[BEGIN Records provided]

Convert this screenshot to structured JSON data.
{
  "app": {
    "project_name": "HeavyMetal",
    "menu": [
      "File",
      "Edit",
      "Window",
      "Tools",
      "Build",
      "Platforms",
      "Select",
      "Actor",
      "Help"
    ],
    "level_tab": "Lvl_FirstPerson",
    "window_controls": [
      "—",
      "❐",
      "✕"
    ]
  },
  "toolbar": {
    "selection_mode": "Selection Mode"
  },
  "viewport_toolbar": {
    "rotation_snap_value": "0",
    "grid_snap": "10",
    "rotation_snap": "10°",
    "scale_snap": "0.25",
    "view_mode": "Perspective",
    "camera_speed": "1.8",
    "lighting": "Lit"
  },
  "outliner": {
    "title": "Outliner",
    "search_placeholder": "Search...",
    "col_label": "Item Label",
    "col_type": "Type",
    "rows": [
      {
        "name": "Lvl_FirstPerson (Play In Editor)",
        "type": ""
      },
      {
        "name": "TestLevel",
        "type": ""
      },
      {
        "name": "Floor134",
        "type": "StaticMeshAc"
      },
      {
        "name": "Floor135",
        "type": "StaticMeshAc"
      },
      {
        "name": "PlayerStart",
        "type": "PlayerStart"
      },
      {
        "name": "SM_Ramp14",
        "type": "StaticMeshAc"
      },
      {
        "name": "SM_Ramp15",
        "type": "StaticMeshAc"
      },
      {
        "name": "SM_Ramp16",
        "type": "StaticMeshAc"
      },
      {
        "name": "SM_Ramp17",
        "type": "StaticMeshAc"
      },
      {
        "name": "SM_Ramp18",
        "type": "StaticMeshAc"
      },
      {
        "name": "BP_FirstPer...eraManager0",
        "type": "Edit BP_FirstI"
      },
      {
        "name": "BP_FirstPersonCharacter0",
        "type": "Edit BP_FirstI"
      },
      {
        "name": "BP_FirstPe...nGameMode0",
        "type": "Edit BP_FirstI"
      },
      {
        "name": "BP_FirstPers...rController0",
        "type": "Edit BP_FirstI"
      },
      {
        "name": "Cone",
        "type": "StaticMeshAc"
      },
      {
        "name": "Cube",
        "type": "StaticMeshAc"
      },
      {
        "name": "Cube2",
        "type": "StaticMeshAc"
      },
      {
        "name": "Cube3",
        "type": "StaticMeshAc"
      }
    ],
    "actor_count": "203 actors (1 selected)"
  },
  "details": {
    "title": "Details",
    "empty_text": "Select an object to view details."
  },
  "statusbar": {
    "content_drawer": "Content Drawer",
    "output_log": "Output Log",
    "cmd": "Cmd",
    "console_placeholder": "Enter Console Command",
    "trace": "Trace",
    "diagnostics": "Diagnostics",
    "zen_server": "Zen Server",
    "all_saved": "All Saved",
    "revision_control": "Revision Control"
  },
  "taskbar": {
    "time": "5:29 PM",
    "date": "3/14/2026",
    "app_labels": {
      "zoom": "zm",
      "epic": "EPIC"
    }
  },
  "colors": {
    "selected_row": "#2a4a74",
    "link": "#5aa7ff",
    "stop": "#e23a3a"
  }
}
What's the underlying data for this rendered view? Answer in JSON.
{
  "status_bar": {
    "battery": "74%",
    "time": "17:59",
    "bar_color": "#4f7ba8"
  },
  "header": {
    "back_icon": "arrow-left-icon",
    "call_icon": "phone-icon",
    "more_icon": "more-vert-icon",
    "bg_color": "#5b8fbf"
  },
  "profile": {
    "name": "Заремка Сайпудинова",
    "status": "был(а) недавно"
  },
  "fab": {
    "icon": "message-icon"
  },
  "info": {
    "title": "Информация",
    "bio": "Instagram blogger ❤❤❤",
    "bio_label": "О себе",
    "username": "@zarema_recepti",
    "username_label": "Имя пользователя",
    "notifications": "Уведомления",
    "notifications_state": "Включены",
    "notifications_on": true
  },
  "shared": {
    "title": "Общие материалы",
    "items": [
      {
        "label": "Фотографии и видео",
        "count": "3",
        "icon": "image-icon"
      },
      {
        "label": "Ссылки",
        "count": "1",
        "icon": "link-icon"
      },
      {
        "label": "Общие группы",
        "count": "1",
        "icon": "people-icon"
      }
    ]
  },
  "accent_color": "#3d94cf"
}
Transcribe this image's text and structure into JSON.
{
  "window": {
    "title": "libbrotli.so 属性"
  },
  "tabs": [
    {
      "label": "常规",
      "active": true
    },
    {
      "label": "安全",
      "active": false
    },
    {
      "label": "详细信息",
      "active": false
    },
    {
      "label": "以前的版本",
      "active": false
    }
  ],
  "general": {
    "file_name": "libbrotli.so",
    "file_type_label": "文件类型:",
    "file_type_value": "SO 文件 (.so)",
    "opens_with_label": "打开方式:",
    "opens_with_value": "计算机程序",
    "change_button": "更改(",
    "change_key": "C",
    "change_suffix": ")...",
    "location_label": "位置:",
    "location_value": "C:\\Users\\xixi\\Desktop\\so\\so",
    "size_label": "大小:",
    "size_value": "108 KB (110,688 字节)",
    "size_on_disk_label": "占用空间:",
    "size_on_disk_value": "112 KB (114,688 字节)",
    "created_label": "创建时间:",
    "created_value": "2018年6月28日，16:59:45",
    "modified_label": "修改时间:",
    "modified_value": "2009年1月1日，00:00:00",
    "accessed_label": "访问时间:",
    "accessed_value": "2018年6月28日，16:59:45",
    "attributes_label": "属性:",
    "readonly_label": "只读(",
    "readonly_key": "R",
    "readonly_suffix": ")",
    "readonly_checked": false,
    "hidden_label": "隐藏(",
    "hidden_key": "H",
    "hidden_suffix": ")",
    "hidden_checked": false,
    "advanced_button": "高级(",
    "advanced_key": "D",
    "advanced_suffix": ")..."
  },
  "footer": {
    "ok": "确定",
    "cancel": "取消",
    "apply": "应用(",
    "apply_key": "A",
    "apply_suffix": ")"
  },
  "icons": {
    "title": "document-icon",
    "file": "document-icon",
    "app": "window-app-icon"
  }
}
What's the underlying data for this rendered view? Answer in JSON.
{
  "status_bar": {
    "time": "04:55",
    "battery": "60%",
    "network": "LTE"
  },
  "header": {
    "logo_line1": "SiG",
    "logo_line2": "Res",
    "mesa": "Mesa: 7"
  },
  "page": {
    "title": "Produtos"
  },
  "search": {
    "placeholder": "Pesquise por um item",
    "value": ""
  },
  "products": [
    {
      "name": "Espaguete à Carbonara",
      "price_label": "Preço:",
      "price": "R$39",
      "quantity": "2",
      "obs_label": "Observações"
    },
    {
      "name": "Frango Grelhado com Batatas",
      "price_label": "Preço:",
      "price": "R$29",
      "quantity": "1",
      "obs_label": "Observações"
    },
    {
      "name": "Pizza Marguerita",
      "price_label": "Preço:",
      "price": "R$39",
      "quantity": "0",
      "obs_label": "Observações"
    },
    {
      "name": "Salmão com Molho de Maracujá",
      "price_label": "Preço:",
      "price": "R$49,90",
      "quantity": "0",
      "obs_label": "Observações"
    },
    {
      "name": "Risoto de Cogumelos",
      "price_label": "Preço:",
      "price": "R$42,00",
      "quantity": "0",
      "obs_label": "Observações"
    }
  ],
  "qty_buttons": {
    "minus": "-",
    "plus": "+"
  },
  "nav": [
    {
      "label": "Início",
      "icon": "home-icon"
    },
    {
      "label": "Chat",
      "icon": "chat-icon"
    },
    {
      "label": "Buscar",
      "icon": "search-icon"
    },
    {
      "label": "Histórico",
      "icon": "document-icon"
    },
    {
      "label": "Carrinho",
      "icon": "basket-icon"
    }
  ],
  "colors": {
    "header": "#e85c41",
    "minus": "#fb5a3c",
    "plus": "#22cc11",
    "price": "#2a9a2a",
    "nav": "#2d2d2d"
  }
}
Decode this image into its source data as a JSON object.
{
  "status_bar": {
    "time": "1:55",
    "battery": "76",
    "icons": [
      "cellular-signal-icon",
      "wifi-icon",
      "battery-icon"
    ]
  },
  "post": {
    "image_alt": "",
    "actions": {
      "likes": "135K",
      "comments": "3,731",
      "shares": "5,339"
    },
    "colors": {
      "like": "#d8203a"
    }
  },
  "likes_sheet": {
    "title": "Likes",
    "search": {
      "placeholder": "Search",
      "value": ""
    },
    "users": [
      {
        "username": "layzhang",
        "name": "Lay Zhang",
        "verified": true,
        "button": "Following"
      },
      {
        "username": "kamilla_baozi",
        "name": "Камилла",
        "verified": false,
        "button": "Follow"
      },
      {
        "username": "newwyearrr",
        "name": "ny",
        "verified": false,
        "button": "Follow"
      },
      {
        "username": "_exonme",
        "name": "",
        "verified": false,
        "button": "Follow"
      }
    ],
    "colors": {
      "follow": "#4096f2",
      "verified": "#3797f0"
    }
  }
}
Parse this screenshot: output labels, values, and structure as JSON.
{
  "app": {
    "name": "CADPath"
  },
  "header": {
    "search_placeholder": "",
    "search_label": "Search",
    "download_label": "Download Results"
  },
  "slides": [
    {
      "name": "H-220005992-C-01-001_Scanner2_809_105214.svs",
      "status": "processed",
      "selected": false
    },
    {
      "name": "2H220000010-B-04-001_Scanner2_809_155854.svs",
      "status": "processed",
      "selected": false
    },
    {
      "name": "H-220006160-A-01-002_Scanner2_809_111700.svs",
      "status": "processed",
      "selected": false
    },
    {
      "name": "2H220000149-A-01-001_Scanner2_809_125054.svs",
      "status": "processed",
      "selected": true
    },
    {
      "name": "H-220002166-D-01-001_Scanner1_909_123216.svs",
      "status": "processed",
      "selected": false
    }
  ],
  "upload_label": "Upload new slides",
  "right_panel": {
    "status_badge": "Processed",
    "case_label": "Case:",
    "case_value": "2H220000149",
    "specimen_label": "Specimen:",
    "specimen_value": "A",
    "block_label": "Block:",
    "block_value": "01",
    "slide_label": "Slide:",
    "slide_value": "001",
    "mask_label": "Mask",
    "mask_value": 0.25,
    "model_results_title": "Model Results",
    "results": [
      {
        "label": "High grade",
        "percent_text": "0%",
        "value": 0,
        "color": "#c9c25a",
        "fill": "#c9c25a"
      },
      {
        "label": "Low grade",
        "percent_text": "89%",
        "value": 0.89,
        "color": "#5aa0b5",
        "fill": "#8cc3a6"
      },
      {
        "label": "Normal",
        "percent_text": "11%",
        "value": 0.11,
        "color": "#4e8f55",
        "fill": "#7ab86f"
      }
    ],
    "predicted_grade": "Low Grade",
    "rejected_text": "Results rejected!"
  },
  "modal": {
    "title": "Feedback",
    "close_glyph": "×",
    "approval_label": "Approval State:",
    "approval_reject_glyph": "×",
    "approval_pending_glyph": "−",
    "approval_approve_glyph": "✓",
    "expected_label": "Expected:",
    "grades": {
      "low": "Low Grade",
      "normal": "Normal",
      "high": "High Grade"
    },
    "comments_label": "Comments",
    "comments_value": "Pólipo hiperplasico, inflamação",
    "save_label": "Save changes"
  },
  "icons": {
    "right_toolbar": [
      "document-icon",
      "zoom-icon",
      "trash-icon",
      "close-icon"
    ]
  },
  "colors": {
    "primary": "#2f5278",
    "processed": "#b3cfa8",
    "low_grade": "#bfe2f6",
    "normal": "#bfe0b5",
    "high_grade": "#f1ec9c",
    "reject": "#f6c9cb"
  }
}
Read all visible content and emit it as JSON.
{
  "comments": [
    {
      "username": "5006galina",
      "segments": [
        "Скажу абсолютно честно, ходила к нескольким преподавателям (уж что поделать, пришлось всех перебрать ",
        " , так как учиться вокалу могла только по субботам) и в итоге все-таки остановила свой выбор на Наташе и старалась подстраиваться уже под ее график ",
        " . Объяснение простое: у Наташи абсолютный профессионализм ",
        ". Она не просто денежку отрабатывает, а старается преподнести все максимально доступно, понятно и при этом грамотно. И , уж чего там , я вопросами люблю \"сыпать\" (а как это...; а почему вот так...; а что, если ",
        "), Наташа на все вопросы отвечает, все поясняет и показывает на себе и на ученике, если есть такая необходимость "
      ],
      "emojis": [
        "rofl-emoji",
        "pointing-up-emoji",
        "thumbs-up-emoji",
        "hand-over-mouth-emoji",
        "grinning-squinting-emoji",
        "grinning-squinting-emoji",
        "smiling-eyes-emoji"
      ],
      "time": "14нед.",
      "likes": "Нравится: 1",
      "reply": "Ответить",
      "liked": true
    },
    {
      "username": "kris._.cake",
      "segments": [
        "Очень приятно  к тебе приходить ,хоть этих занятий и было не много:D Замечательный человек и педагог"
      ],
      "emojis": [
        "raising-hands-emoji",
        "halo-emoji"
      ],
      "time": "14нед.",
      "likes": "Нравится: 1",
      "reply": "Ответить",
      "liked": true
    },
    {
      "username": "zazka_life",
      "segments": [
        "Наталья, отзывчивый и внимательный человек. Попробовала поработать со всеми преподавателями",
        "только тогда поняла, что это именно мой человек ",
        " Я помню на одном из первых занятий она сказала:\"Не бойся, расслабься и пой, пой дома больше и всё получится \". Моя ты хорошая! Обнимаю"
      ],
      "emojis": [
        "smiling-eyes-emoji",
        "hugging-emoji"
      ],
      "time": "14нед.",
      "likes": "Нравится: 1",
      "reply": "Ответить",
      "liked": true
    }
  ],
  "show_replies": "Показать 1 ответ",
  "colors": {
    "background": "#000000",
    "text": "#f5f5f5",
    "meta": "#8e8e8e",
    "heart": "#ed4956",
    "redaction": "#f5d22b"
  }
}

[END Records provided]

**Exercise objective:** Pick out all lines containing the string "this".

**Final answer:**
Convert this screenshot to structured JSON data.
What's the underlying data for this rendered view? Answer in JSON.
Transcribe this image's text and structure into JSON.
What's the underlying data for this rendered view? Answer in JSON.
Decode this image into its source data as a JSON object.
Parse this screenshot: output labels, values, and structure as JSON.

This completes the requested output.